#### PROBLEM TO SOLVE
Find each line holding "misma" and copy it out.

#### INPUT ROWS

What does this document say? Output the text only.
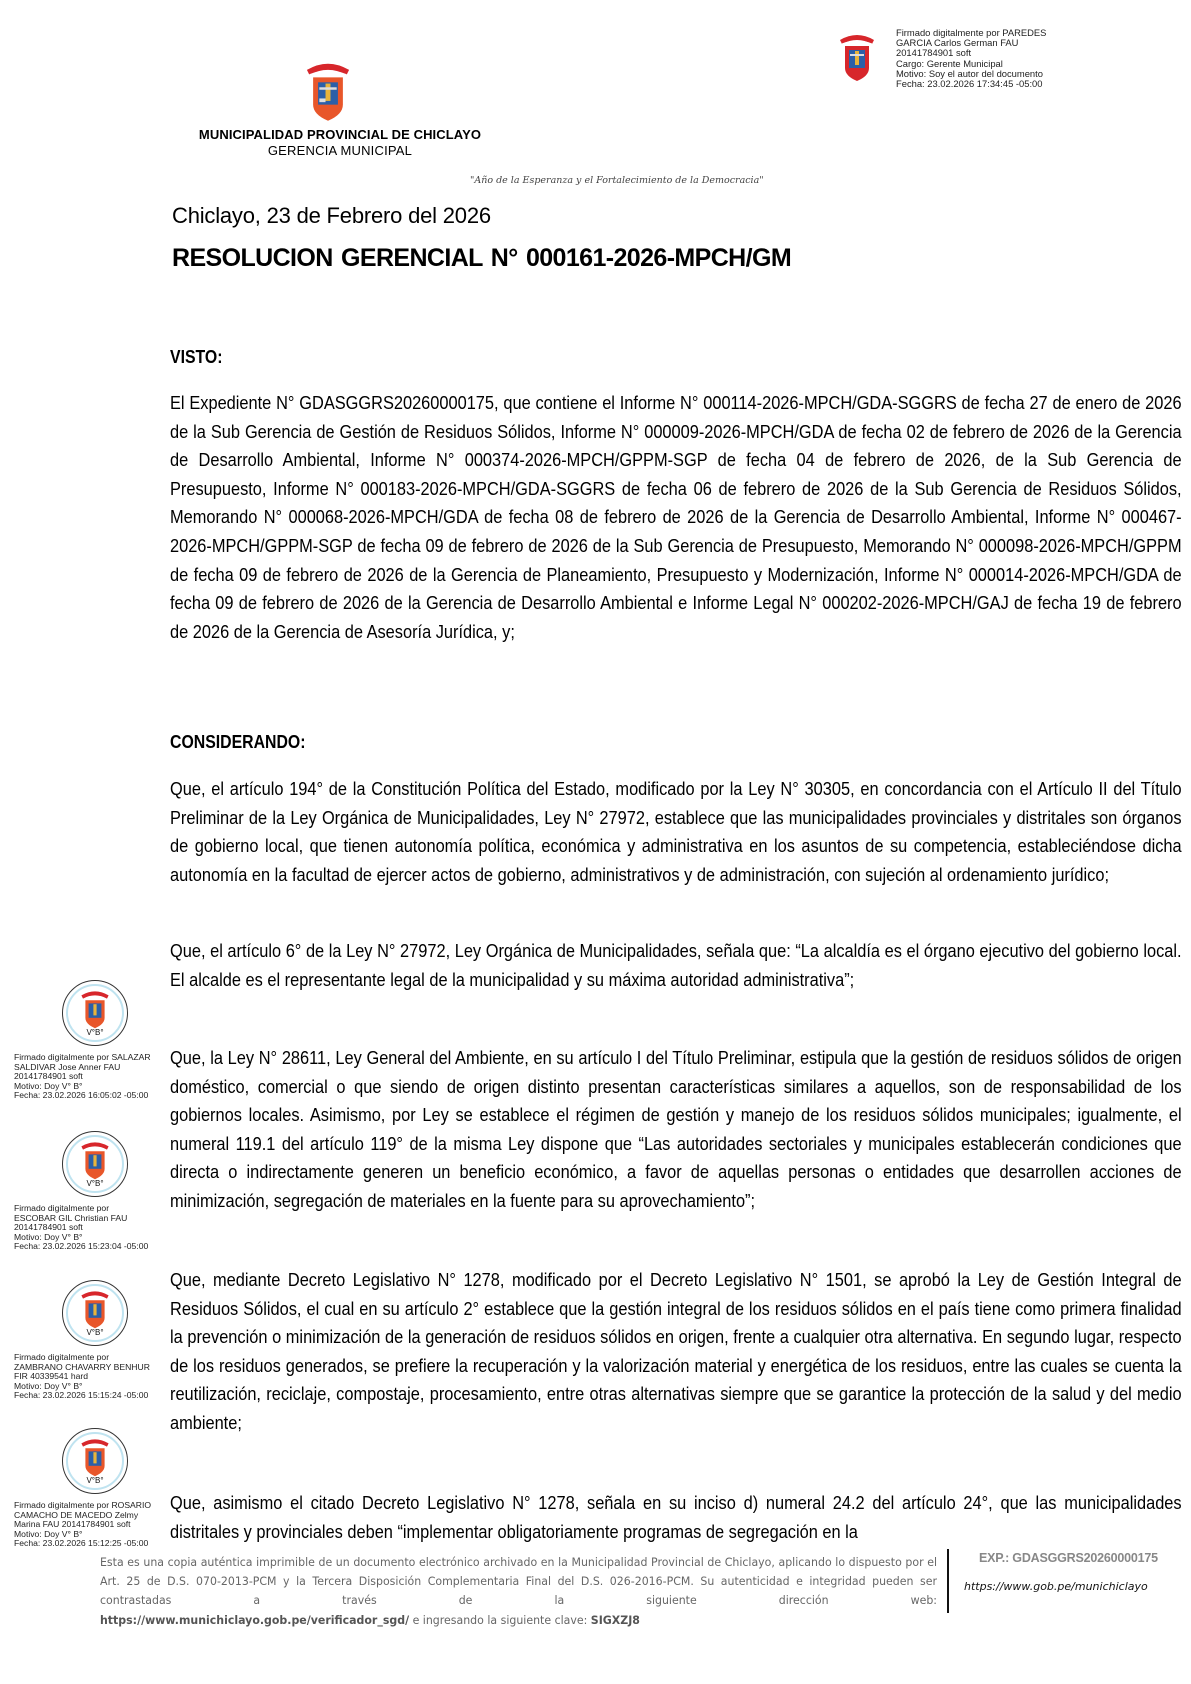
Firmado digitalmente por PAREDES
GARCIA Carlos German FAU
20141784901 soft
Cargo: Gerente Municipal
Motivo: Soy el autor del documento
Fecha: 23.02.2026 17:34:45 -05:00
MUNICIPALIDAD PROVINCIAL DE CHICLAYO
GERENCIA MUNICIPAL
"Año de la Esperanza y el Fortalecimiento de la Democracia"
Chiclayo, 23 de Febrero del 2026
RESOLUCION GERENCIAL N° 000161-2026-MPCH/GM
VISTO:
El Expediente N° GDASGGRS20260000175, que contiene el Informe N° 000114-2026-MPCH/GDA-SGGRS de fecha 27 de enero de 2026 de la Sub Gerencia de Gestión de Residuos Sólidos, Informe N° 000009-2026-MPCH/GDA de fecha 02 de febrero de 2026 de la Gerencia de Desarrollo Ambiental, Informe N° 000374-2026-MPCH/GPPM-SGP de fecha 04 de febrero de 2026, de la Sub Gerencia de Presupuesto, Informe N° 000183-2026-MPCH/GDA-SGGRS de fecha 06 de febrero de 2026 de la Sub Gerencia de Residuos Sólidos, Memorando N° 000068-2026-MPCH/GDA de fecha 08 de febrero de 2026 de la Gerencia de Desarrollo Ambiental, Informe N° 000467-2026-MPCH/GPPM-SGP de fecha 09 de febrero de 2026 de la Sub Gerencia de Presupuesto, Memorando N° 000098-2026-MPCH/GPPM de fecha 09 de febrero de 2026 de la Gerencia de Planeamiento, Presupuesto y Modernización, Informe N° 000014-2026-MPCH/GDA de fecha 09 de febrero de 2026 de la Gerencia de Desarrollo Ambiental e Informe Legal N° 000202-2026-MPCH/GAJ de fecha 19 de febrero de 2026 de la Gerencia de Asesoría Jurídica, y;
CONSIDERANDO:
Que, el artículo 194° de la Constitución Política del Estado, modificado por la Ley N° 30305, en concordancia con el Artículo II del Título Preliminar de la Ley Orgánica de Municipalidades, Ley N° 27972, establece que las municipalidades provinciales y distritales son órganos de gobierno local, que tienen autonomía política, económica y administrativa en los asuntos de su competencia, estableciéndose dicha autonomía en la facultad de ejercer actos de gobierno, administrativos y de administración, con sujeción al ordenamiento jurídico;
Que, el artículo 6° de la Ley N° 27972, Ley Orgánica de Municipalidades, señala que: “La alcaldía es el órgano ejecutivo del gobierno local. El alcalde es el representante legal de la municipalidad y su máxima autoridad administrativa”;
Que, la Ley N° 28611, Ley General del Ambiente, en su artículo I del Título Preliminar, estipula que la gestión de residuos sólidos de origen doméstico, comercial o que siendo de origen distinto presentan características similares a aquellos, son de responsabilidad de los gobiernos locales. Asimismo, por Ley se establece el régimen de gestión y manejo de los residuos sólidos municipales; igualmente, el numeral 119.1 del artículo 119° de la misma Ley dispone que “Las autoridades sectoriales y municipales establecerán condiciones que directa o indirectamente generen un beneficio económico, a favor de aquellas personas o entidades que desarrollen acciones de minimización, segregación de materiales en la fuente para su aprovechamiento”;
Que, mediante Decreto Legislativo N° 1278, modificado por el Decreto Legislativo N° 1501, se aprobó la Ley de Gestión Integral de Residuos Sólidos, el cual en su artículo 2° establece que la gestión integral de los residuos sólidos en el país tiene como primera finalidad la prevención o minimización de la generación de residuos sólidos en origen, frente a cualquier otra alternativa. En segundo lugar, respecto de los residuos generados, se prefiere la recuperación y la valorización material y energética de los residuos, entre las cuales se cuenta la reutilización, reciclaje, compostaje, procesamiento, entre otras alternativas siempre que se garantice la protección de la salud y del medio ambiente;
Que, asimismo el citado Decreto Legislativo N° 1278, señala en su inciso d) numeral 24.2 del artículo 24°, que las municipalidades distritales y provinciales deben “implementar obligatoriamente programas de segregación en la
V°B°
Firmado digitalmente por SALAZAR
SALDIVAR Jose Anner FAU
20141784901 soft
Motivo: Doy V° B°
Fecha: 23.02.2026 16:05:02 -05:00
V°B°
Firmado digitalmente por
ESCOBAR GIL Christian FAU
20141784901 soft
Motivo: Doy V° B°
Fecha: 23.02.2026 15:23:04 -05:00
V°B°
Firmado digitalmente por
ZAMBRANO CHAVARRY BENHUR
FIR 40339541 hard
Motivo: Doy V° B°
Fecha: 23.02.2026 15:15:24 -05:00
V°B°
Firmado digitalmente por ROSARIO
CAMACHO DE MACEDO Zelmy
Marina FAU 20141784901 soft
Motivo: Doy V° B°
Fecha: 23.02.2026 15:12:25 -05:00
Esta es una copia auténtica imprimible de un documento electrónico archivado en la Municipalidad Provincial de Chiclayo, aplicando lo dispuesto por el Art. 25 de D.S. 070-2013-PCM y la Tercera Disposición Complementaria Final del D.S. 026-2016-PCM. Su autenticidad e integridad pueden ser contrastadas a través de la siguiente dirección web:
https://www.munichiclayo.gob.pe/verificador_sgd/ e ingresando la siguiente clave: SIGXZJ8
EXP.: GDASGGRS20260000175
https://www.gob.pe/munichiclayo
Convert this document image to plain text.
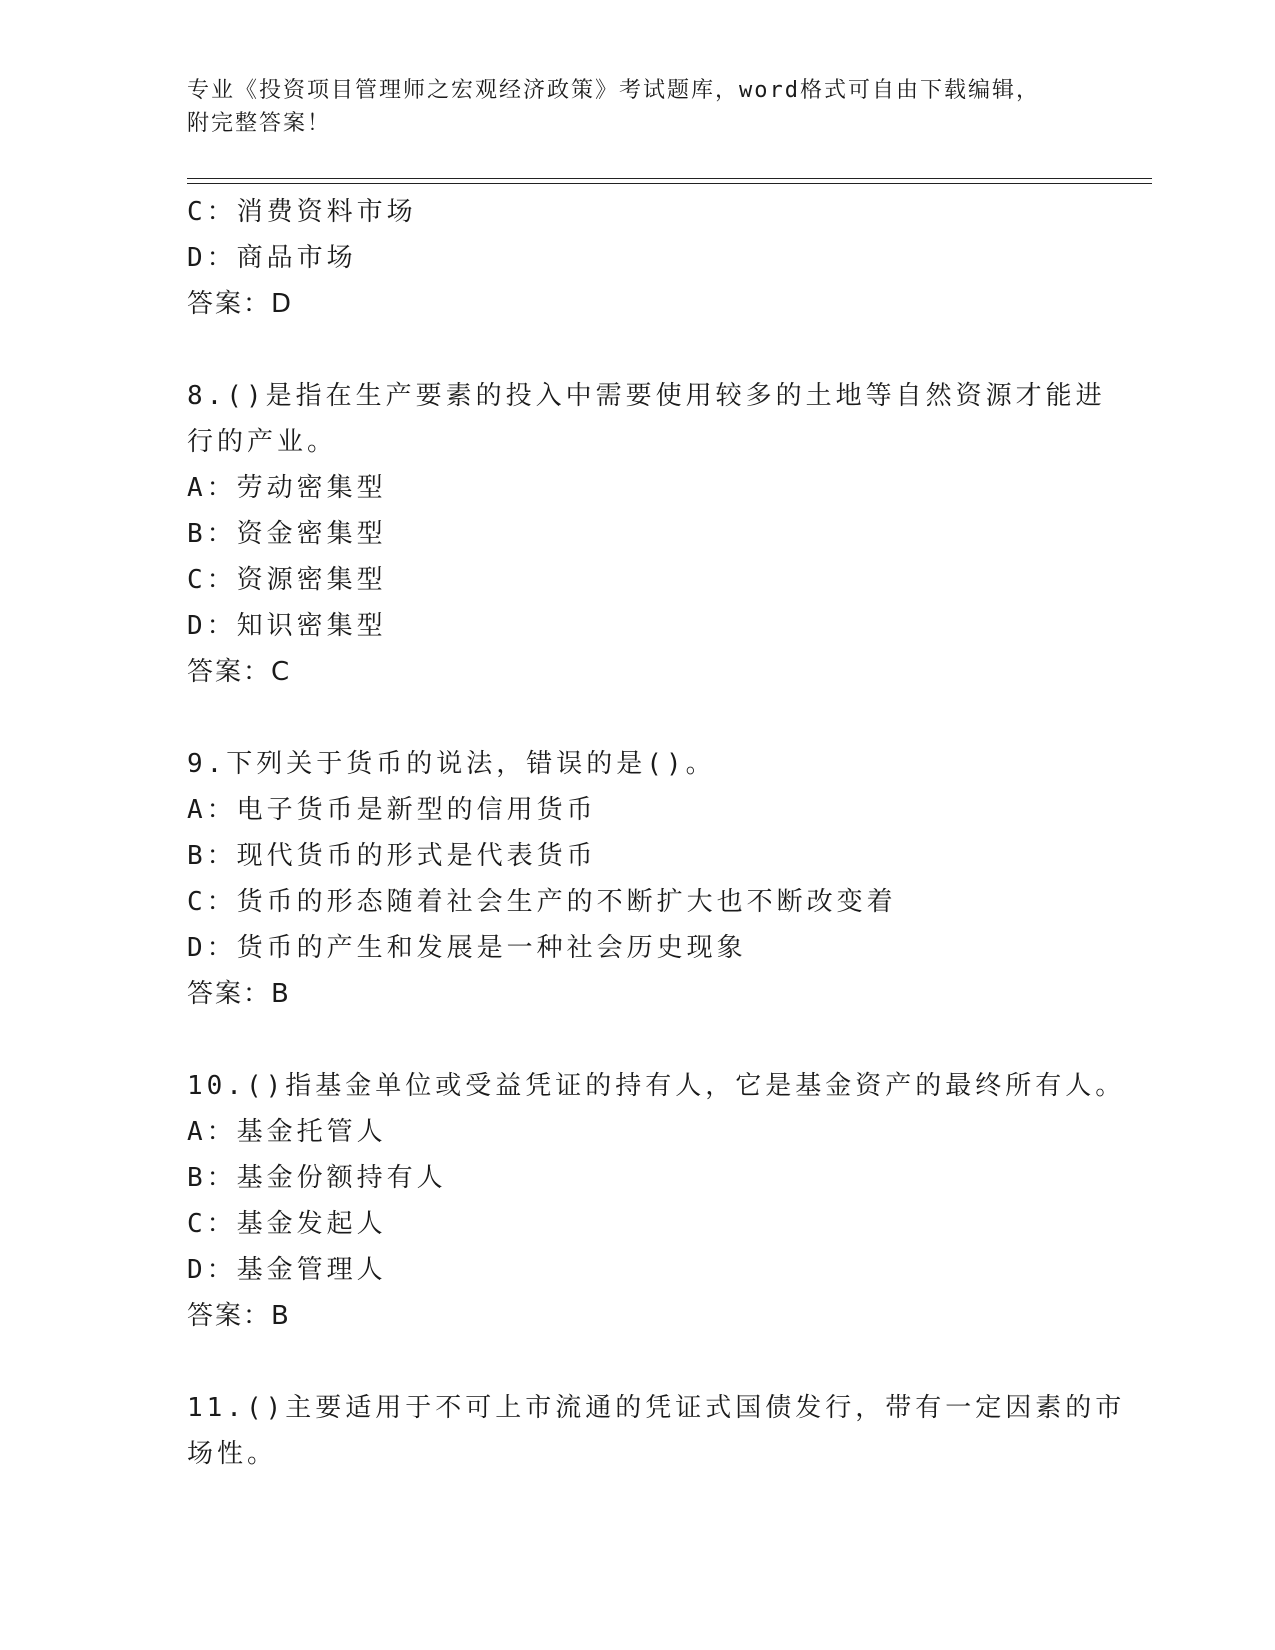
专业《投资项目管理师之宏观经济政策》考试题库，word格式可自由下载编辑，
附完整答案！
C：消费资料市场
D：商品市场
答案：D
8.()是指在生产要素的投入中需要使用较多的土地等自然资源才能进
行的产业。
A：劳动密集型
B：资金密集型
C：资源密集型
D：知识密集型
答案：C
9.下列关于货币的说法，错误的是()。
A：电子货币是新型的信用货币
B：现代货币的形式是代表货币
C：货币的形态随着社会生产的不断扩大也不断改变着
D：货币的产生和发展是一种社会历史现象
答案：B
10.()指基金单位或受益凭证的持有人，它是基金资产的最终所有人。
A：基金托管人
B：基金份额持有人
C：基金发起人
D：基金管理人
答案：B
11.()主要适用于不可上市流通的凭证式国债发行，带有一定因素的市
场性。
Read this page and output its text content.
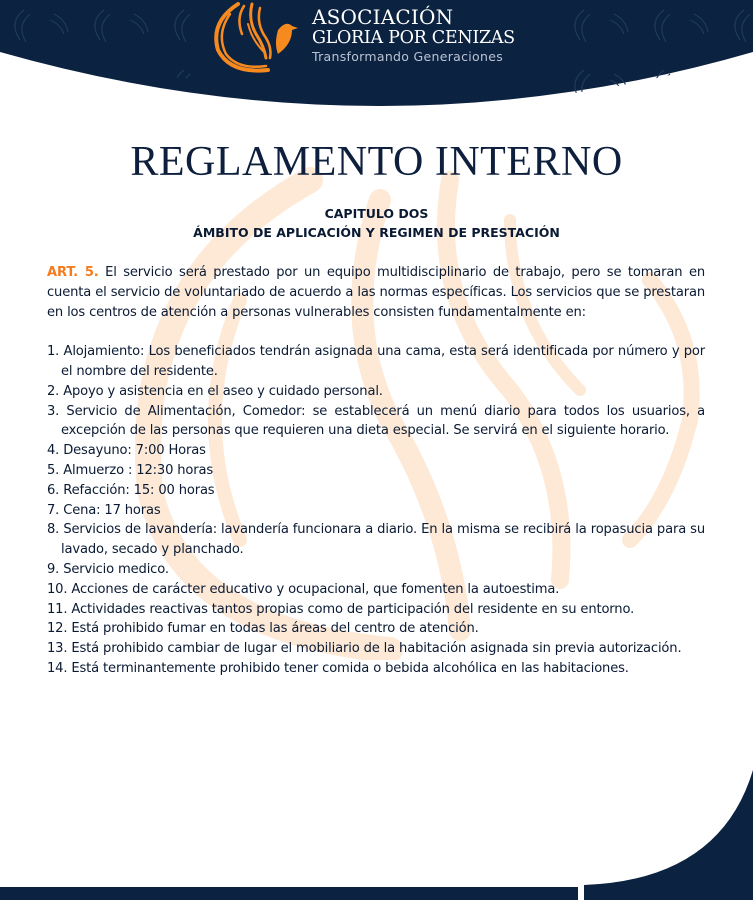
ASOCIACIÓN
GLORIA POR CENIZAS
Transformando Generaciones
REGLAMENTO INTERNO
CAPITULO DOS
ÁMBITO DE APLICACIÓN Y REGIMEN DE PRESTACIÓN

ART. 5. El servicio será prestado por un equipo multidisciplinario de trabajo, pero se tomaran en cuenta el servicio de voluntariado de acuerdo a las normas específicas. Los servicios que se prestaran en los centros de atención a personas vulnerables consisten fundamentalmente en:

1. Alojamiento: Los beneficiados tendrán asignada una cama, esta será identificada por número y por el nombre del residente.
2. Apoyo y asistencia en el aseo y cuidado personal.
3. Servicio de Alimentación, Comedor: se establecerá un menú diario para todos los usuarios, a excepción de las personas que requieren una dieta especial. Se servirá en el siguiente horario.
4. Desayuno: 7:00 Horas
5. Almuerzo : 12:30 horas
6. Refacción: 15: 00 horas
7. Cena: 17 horas
8. Servicios de lavandería: lavandería funcionara a diario. En la misma se recibirá la ropasucia para su lavado, secado y planchado.
9. Servicio medico.
10. Acciones de carácter educativo y ocupacional, que fomenten la autoestima.
11. Actividades reactivas tantos propias como de participación del residente en su entorno.
12. Está prohibido fumar en todas las áreas del centro de atención.
13. Está prohibido cambiar de lugar el mobiliario de la habitación asignada sin previa autorización.
14. Está terminantemente prohibido tener comida o bebida alcohólica en las habitaciones.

#### RESPONSE TO THIS EXERCISE
Que, la Ley N° 28611, Ley General del Ambiente, en su artículo I del Título Preliminar, estipula que la gestión de residuos sólidos de origen doméstico, comercial o que siendo de origen distinto presentan características similares a aquellos, son de responsabilidad de los gobiernos locales. Asimismo, por Ley se establece el régimen de gestión y manejo de los residuos sólidos municipales; igualmente, el numeral 119.1 del artículo 119° de la misma Ley dispone que “Las autoridades sectoriales y municipales establecerán condiciones que directa o indirectamente generen un beneficio económico, a favor de aquellas personas o entidades que desarrollen acciones de minimización, segregación de materiales en la fuente para su aprovechamiento”;
8. Servicios de lavandería: lavandería funcionara a diario. En la misma se recibirá la ropasucia para su lavado, secado y planchado.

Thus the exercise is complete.